*PROMPT:*
Report every line in the listing below where the string "lower" shows up.

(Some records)
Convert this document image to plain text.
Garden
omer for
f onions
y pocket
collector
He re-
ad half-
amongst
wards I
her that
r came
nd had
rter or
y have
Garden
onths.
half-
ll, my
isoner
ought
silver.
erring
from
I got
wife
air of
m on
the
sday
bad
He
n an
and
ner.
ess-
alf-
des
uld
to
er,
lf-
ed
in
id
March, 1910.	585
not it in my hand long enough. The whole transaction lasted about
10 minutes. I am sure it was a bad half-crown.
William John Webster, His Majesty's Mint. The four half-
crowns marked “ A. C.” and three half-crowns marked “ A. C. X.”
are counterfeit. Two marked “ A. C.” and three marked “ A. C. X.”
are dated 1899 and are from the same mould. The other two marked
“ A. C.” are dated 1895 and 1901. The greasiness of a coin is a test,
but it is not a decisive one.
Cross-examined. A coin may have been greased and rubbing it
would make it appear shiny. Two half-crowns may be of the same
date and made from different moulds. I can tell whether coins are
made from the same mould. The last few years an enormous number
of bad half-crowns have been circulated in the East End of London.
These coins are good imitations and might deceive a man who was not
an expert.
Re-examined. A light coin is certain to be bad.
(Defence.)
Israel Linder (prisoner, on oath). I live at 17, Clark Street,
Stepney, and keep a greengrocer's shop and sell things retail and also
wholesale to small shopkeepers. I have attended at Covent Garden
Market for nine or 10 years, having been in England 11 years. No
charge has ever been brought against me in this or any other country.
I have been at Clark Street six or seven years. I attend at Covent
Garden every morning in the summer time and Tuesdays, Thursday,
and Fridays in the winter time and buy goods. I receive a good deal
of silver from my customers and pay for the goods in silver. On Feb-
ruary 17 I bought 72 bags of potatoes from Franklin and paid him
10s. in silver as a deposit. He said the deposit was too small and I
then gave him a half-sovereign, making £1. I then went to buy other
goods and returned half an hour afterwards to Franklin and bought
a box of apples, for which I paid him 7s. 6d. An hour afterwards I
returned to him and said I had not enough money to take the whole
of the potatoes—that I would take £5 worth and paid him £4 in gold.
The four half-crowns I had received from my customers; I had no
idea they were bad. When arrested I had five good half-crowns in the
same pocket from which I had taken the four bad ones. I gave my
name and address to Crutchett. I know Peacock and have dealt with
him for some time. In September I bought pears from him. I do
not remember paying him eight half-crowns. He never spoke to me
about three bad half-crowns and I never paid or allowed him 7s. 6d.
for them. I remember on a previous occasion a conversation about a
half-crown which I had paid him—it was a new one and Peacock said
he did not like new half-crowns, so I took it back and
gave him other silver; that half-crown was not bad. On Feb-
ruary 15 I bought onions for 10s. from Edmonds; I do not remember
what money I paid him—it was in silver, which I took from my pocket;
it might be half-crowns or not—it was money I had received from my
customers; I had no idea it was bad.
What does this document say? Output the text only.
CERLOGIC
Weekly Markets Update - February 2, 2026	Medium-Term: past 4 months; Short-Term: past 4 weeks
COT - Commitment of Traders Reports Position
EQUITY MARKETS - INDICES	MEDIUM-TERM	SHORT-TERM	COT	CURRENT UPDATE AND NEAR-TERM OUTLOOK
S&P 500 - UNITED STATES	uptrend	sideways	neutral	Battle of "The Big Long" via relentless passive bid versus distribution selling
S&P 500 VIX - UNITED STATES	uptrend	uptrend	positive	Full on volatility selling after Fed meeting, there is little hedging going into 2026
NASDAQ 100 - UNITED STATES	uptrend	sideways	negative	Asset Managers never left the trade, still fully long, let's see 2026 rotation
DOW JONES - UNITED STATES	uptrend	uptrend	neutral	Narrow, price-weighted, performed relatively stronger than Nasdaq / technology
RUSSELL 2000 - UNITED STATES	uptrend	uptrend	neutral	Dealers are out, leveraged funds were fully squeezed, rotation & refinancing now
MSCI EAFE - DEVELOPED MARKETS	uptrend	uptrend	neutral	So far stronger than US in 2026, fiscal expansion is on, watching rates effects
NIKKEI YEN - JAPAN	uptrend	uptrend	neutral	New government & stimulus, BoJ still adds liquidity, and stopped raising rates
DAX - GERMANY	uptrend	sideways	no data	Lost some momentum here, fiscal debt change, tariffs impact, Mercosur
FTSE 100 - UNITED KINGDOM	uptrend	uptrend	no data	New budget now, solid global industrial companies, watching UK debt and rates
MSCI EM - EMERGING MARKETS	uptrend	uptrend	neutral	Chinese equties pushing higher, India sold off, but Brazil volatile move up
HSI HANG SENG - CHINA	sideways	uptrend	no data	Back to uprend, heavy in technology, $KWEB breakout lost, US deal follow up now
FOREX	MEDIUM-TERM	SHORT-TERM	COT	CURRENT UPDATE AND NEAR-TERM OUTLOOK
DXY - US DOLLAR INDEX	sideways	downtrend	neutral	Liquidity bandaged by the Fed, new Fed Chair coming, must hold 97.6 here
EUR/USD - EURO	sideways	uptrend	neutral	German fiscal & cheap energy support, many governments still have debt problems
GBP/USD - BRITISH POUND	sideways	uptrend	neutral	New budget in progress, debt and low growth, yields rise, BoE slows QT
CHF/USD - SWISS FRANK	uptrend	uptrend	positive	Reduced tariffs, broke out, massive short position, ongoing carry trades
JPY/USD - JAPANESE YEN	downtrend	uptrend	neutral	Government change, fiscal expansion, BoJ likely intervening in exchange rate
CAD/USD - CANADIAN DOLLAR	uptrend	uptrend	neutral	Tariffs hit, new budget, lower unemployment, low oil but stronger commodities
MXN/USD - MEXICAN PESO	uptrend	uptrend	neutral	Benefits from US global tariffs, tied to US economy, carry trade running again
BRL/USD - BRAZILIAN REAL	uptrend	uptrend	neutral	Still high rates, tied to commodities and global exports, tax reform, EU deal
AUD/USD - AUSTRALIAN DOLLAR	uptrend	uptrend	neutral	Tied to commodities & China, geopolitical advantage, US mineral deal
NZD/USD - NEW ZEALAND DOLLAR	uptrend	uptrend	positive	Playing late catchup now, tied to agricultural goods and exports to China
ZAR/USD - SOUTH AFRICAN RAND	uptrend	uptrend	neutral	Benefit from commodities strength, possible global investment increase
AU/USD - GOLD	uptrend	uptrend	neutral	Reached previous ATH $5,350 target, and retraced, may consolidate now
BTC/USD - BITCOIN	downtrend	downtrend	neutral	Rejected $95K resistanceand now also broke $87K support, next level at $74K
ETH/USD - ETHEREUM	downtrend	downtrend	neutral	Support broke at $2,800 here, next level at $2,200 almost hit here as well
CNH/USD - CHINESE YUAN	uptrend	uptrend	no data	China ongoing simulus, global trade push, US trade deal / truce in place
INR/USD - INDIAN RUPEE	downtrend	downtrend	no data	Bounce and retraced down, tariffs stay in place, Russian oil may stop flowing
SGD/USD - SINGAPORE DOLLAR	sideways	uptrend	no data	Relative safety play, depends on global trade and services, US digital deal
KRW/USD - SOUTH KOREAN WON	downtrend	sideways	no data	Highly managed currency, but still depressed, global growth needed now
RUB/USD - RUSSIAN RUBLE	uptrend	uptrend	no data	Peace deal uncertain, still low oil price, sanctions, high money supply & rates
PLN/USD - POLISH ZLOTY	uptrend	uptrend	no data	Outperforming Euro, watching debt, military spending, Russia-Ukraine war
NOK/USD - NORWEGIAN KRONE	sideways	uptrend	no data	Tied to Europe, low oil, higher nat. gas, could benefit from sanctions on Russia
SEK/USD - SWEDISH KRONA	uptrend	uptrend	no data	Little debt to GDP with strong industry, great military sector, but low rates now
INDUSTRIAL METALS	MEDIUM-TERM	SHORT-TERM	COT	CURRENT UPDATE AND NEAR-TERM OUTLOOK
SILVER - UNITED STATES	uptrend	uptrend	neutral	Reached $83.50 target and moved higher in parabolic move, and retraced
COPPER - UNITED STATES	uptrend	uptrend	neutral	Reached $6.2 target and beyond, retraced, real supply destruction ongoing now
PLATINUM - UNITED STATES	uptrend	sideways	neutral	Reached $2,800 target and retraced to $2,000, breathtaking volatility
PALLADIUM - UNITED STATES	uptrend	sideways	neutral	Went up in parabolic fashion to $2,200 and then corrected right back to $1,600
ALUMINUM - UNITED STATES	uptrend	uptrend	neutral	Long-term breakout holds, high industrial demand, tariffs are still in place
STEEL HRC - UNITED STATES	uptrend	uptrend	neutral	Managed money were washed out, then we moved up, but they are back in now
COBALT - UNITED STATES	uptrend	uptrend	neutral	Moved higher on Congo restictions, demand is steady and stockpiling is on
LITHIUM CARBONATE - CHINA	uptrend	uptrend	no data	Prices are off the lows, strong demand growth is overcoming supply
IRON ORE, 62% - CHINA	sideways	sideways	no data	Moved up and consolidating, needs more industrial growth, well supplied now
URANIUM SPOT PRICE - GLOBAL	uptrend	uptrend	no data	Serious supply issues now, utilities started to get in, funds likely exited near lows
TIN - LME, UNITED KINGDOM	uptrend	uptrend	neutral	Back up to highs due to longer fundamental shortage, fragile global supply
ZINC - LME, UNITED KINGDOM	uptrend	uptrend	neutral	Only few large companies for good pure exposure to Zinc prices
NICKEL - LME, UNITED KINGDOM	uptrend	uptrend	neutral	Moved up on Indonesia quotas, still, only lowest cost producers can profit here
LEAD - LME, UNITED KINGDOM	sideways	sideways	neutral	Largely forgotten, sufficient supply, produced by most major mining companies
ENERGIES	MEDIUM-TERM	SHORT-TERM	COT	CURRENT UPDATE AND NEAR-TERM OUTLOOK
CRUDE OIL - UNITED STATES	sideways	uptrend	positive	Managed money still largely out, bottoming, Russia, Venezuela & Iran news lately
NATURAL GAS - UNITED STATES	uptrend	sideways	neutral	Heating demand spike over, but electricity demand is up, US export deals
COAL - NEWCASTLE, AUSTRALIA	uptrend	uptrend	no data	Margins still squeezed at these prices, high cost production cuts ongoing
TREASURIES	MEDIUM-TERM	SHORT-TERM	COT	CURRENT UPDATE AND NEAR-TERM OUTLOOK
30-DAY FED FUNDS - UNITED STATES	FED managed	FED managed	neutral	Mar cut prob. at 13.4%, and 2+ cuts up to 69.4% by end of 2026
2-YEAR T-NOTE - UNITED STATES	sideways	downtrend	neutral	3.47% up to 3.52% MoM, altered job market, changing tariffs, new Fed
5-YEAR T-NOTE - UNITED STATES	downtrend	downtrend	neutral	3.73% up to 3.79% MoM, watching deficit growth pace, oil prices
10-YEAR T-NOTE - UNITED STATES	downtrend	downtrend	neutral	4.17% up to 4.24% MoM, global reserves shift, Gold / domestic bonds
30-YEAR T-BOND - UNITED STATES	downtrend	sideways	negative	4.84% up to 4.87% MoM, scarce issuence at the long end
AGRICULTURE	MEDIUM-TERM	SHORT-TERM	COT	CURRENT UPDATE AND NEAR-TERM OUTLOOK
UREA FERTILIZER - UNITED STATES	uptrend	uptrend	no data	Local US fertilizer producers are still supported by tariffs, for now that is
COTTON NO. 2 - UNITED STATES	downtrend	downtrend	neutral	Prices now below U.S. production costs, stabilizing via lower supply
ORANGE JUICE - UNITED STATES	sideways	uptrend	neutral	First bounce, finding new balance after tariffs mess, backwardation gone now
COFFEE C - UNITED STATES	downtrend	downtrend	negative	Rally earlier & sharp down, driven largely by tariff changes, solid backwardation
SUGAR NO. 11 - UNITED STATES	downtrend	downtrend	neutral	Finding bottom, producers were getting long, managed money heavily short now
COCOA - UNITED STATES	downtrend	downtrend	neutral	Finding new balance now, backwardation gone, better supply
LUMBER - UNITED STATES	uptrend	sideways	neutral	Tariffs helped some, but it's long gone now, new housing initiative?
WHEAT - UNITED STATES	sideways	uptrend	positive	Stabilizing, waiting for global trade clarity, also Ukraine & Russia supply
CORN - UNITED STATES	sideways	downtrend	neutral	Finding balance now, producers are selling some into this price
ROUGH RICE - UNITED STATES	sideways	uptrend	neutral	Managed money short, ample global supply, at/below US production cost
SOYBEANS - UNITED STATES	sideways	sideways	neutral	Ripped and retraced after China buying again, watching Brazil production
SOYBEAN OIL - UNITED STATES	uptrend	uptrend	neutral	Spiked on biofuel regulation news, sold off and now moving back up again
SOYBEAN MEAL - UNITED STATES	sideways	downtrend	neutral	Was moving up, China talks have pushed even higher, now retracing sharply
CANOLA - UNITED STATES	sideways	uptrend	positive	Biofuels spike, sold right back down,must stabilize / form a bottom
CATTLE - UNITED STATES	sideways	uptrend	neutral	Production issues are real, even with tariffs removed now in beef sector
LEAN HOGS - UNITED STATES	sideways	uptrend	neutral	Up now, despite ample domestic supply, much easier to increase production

*RESULT OF THIS TASK:*
CAD/USD - CANADIAN DOLLAR	uptrend	uptrend	neutral	Tariffs hit, new budget, lower unemployment, low oil but stronger commodities
COTTON NO. 2 - UNITED STATES	downtrend	downtrend	neutral	Prices now below U.S. production costs, stabilizing via lower supply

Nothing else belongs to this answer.